YOUR INSTRUCTIONS:
Give the material once more, word for word, without any images.

-- start of EXERCISE MATERIALS --

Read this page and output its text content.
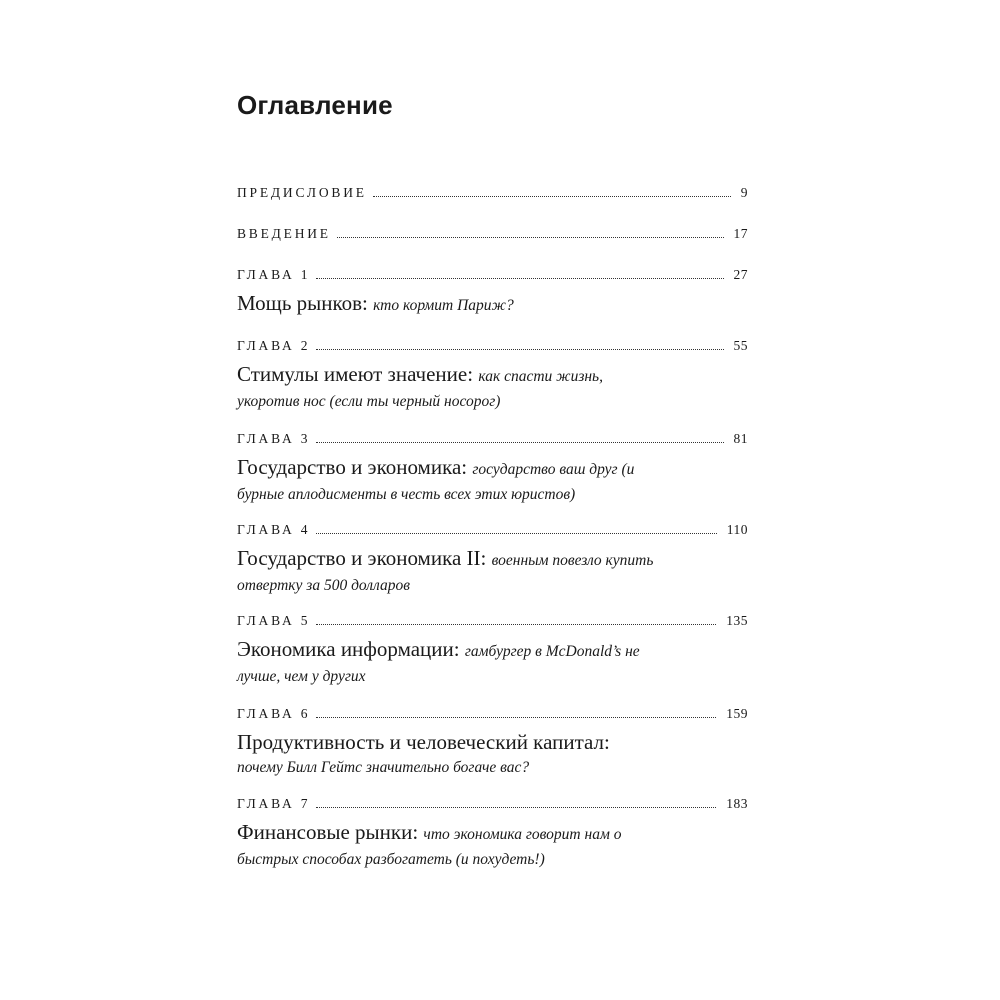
Оглавление
ПРЕДИСЛОВИЕ	9
ВВЕДЕНИЕ	17
ГЛАВА 1	27
Мощь рынков: кто кормит Париж?
ГЛАВА 2	55
Стимулы имеют значение: как спасти жизнь, укоротив нос (если ты черный носорог)
ГЛАВА 3	81
Государство и экономика: государство ваш друг (и бурные аплодисменты в честь всех этих юристов)
ГЛАВА 4	110
Государство и экономика II: военным повезло купить отвертку за 500 долларов
ГЛАВА 5	135
Экономика информации: гамбургер в McDonald’s не лучше, чем у других
ГЛАВА 6	159
Продуктивность и человеческий капитал: почему Билл Гейтс значительно богаче вас?
ГЛАВА 7	183
Финансовые рынки: что экономика говорит нам о быстрых способах разбогатеть (и похудеть!)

-- end of EXERCISE MATERIALS --

THE OUTPUT:
Read this page and output its text content.
Оглавление
ПРЕДИСЛОВИЕ	9
ВВЕДЕНИЕ	17
ГЛАВА 1	27
Мощь рынков: кто кормит Париж?
ГЛАВА 2	55
Стимулы имеют значение: как спасти жизнь, укоротив нос (если ты черный носорог)
ГЛАВА 3	81
Государство и экономика: государство ваш друг (и бурные аплодисменты в честь всех этих юристов)
ГЛАВА 4	110
Государство и экономика II: военным повезло купить отвертку за 500 долларов
ГЛАВА 5	135
Экономика информации: гамбургер в McDonald’s не лучше, чем у других
ГЛАВА 6	159
Продуктивность и человеческий капитал: почему Билл Гейтс значительно богаче вас?
ГЛАВА 7	183
Финансовые рынки: что экономика говорит нам о быстрых способах разбогатеть (и похудеть!)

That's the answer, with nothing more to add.